▶ INSTRUCTIONS FOR THE TASK:
Quote the lines from the line holding "What does this" to the very end of the listing, exactly, and no others.

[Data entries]
>>>>

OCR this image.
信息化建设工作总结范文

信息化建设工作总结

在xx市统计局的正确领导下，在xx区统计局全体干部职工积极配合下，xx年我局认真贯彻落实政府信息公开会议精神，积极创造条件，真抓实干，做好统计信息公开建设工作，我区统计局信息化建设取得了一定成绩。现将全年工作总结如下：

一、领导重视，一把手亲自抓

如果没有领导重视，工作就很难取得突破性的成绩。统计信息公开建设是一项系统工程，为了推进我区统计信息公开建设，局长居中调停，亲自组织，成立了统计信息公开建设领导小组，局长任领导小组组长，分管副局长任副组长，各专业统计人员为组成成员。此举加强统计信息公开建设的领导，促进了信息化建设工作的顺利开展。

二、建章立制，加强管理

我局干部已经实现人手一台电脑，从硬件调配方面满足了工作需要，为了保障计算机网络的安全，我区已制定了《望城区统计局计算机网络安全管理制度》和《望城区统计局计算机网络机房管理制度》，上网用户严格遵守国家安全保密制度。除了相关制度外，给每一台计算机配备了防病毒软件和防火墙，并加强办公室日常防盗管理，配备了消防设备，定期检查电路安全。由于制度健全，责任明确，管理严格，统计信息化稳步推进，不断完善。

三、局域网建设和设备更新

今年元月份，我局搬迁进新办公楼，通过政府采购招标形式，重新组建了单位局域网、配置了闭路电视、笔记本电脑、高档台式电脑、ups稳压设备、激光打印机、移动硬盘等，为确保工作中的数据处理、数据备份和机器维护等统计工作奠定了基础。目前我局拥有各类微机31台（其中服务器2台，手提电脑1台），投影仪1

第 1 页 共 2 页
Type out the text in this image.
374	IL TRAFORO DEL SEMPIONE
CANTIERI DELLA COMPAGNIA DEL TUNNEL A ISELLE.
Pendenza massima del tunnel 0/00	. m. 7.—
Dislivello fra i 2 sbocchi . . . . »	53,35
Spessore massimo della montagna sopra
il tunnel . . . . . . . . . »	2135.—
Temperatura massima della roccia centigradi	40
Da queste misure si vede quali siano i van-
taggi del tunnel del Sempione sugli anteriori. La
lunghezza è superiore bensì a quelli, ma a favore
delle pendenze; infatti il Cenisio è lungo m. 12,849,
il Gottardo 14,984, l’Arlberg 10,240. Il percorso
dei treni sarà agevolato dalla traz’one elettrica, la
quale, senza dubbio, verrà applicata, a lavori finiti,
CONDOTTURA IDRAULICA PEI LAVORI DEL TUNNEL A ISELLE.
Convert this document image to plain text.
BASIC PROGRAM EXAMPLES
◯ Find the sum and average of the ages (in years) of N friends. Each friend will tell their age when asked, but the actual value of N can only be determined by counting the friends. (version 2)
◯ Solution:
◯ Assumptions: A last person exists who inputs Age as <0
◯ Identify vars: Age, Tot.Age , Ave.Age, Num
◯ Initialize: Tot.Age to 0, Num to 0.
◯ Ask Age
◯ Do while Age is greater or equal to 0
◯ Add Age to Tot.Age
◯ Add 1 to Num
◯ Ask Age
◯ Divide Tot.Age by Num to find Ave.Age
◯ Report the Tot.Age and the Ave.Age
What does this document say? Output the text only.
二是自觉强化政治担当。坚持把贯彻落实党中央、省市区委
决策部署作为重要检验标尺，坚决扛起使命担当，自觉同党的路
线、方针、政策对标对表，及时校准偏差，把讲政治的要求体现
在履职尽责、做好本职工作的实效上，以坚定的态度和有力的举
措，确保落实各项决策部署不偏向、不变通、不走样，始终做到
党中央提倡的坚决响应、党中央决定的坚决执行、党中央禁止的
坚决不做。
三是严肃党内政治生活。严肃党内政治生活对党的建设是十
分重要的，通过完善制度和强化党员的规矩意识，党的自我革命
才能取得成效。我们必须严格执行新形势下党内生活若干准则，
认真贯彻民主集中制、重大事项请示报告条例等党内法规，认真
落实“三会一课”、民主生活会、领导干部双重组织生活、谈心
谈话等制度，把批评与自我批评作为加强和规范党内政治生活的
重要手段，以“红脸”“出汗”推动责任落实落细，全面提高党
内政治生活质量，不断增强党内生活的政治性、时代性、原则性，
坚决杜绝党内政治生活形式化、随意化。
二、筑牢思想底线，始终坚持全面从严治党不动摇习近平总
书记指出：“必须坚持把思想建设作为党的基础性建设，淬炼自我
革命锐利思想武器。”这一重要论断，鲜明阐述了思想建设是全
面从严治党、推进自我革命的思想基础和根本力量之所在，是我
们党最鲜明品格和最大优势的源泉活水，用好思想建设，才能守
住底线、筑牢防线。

<<<<

▶ RESPONSE FOR THIS EXERCISE:
What does this document say? Output the text only.
二是自觉强化政治担当。坚持把贯彻落实党中央、省市区委
决策部署作为重要检验标尺，坚决扛起使命担当，自觉同党的路
线、方针、政策对标对表，及时校准偏差，把讲政治的要求体现
在履职尽责、做好本职工作的实效上，以坚定的态度和有力的举
措，确保落实各项决策部署不偏向、不变通、不走样，始终做到
党中央提倡的坚决响应、党中央决定的坚决执行、党中央禁止的
坚决不做。
三是严肃党内政治生活。严肃党内政治生活对党的建设是十
分重要的，通过完善制度和强化党员的规矩意识，党的自我革命
才能取得成效。我们必须严格执行新形势下党内生活若干准则，
认真贯彻民主集中制、重大事项请示报告条例等党内法规，认真
落实“三会一课”、民主生活会、领导干部双重组织生活、谈心
谈话等制度，把批评与自我批评作为加强和规范党内政治生活的
重要手段，以“红脸”“出汗”推动责任落实落细，全面提高党
内政治生活质量，不断增强党内生活的政治性、时代性、原则性，
坚决杜绝党内政治生活形式化、随意化。
二、筑牢思想底线，始终坚持全面从严治党不动摇习近平总
书记指出：“必须坚持把思想建设作为党的基础性建设，淬炼自我
革命锐利思想武器。”这一重要论断，鲜明阐述了思想建设是全
面从严治党、推进自我革命的思想基础和根本力量之所在，是我
们党最鲜明品格和最大优势的源泉活水，用好思想建设，才能守
住底线、筑牢防线。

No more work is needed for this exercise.